## 本文抜粋:
#####
児童と共に「良い問い」について討議 教科書の読み取りスキルの向上<岡山市立平井小学校 遠藤隆平教諭>

2025年6月4日

3月27日、岡山市内で第119回教育委員会対象セミナーを開催した。

安藤明伸教授・広島工業大学は生成AIの教育活用について、山本朋弘教授・中村学園大学教育学部はGIGA2期の個別最適な学び・協働的な学びの質的向上について講演。愛媛県教育委員会はメタバースを活用した不登校支援、岡山市立平井小学校は端末とクラウドを活用した授業改善、岡山県立岡山芳泉高等学校は生成AIを活用したアクティブ・ラーニング型授業と校務効率化の取組を報告した。


岡山市立平井小学校 遠藤隆平教諭

岡山市立平井小学校の遠藤教諭はGoogle for Education認定トレーナー、Canva認定教育アンバサダーなどに認定されており、1人1台端末とクラウドを活用した授業改善を推進。2024年度は公開授業を3回実施し、計150人の学校関係者が参観した。

…・…・…

ICTを活用した授業改善については、文科省YouTubeに公開されている「これからの授業どうするの!?」を基に、自分で選択して自分で決める、自己選択・自己決定を意識し、課題設定・情報収集・整理分析・まとめ表現の探究的な学習のサイクルを回しながら進めている。
#####
## 課題の指示:
平井小学校の授業改善を伝える記事をもとに、次の問いに答えよ。
(a) 第119回教育委員会対象セミナーは、いつ、どこで開催されたか。
(b) 2024年度、遠藤教諭の学校で公開授業は何回実施され、参観した学校関係者は計何人か。
(c) 授業で回している探究的な学習のサイクルは、どのような段階からなるか。

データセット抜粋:
#####
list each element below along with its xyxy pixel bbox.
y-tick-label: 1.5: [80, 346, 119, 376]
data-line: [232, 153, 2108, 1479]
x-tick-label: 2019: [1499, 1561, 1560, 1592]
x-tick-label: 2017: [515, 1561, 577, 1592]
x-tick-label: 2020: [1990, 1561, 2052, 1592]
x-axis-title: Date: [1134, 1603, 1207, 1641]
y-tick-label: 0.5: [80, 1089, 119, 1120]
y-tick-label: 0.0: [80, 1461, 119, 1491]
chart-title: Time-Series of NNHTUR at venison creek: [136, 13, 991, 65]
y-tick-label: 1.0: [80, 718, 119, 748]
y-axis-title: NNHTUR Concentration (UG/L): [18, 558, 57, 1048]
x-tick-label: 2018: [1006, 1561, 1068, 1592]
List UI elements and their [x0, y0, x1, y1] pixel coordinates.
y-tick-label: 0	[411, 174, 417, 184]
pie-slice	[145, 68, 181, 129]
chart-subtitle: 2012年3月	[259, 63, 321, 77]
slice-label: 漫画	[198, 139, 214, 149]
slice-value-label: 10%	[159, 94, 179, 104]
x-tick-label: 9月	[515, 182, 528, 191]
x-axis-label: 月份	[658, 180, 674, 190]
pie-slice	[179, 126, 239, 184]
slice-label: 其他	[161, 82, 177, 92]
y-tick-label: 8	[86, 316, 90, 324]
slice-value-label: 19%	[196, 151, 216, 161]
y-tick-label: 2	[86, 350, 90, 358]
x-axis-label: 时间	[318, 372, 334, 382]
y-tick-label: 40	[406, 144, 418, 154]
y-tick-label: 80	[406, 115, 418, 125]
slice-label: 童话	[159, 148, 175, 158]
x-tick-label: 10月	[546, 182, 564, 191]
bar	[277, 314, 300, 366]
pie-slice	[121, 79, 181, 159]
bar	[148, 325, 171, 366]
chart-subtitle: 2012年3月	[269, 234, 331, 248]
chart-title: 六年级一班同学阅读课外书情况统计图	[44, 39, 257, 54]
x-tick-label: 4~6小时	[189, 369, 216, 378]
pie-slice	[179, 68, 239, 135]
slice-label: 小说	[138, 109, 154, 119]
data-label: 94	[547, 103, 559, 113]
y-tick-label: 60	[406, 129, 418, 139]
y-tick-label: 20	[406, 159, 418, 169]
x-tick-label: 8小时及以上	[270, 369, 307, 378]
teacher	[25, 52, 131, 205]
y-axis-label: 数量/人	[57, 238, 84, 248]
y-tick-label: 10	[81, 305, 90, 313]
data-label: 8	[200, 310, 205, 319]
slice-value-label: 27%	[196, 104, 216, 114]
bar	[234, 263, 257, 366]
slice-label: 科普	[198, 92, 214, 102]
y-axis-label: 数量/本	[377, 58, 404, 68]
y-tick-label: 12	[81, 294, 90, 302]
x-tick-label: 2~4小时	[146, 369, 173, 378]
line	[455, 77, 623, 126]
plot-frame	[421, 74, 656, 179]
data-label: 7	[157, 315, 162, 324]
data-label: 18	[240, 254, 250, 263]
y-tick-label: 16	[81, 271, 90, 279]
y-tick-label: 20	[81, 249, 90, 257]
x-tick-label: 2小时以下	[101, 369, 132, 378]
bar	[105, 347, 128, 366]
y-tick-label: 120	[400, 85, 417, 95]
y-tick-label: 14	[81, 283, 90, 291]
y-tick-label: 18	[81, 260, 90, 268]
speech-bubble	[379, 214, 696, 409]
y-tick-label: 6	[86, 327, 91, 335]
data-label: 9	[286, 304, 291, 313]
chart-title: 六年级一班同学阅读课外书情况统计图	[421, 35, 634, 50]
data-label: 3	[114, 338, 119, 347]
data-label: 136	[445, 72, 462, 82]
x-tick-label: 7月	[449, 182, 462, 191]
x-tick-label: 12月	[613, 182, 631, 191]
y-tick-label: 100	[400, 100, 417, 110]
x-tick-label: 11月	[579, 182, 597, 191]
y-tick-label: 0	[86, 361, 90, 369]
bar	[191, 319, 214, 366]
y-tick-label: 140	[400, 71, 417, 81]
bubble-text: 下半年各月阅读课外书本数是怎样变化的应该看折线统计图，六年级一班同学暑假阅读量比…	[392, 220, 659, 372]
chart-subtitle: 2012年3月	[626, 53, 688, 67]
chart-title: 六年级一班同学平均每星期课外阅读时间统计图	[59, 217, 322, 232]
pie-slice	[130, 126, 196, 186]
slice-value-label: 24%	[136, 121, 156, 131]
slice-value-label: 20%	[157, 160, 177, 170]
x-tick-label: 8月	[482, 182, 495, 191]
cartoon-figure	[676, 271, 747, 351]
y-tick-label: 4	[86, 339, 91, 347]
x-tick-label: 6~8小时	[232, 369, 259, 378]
#####
## 課題の解答:
(a) 3月27日に岡山市内で開催された。
(b) 3回実施され、計150人が参観した。
(c) 課題設定・情報収集・整理分析・まとめ表現の段階からなる。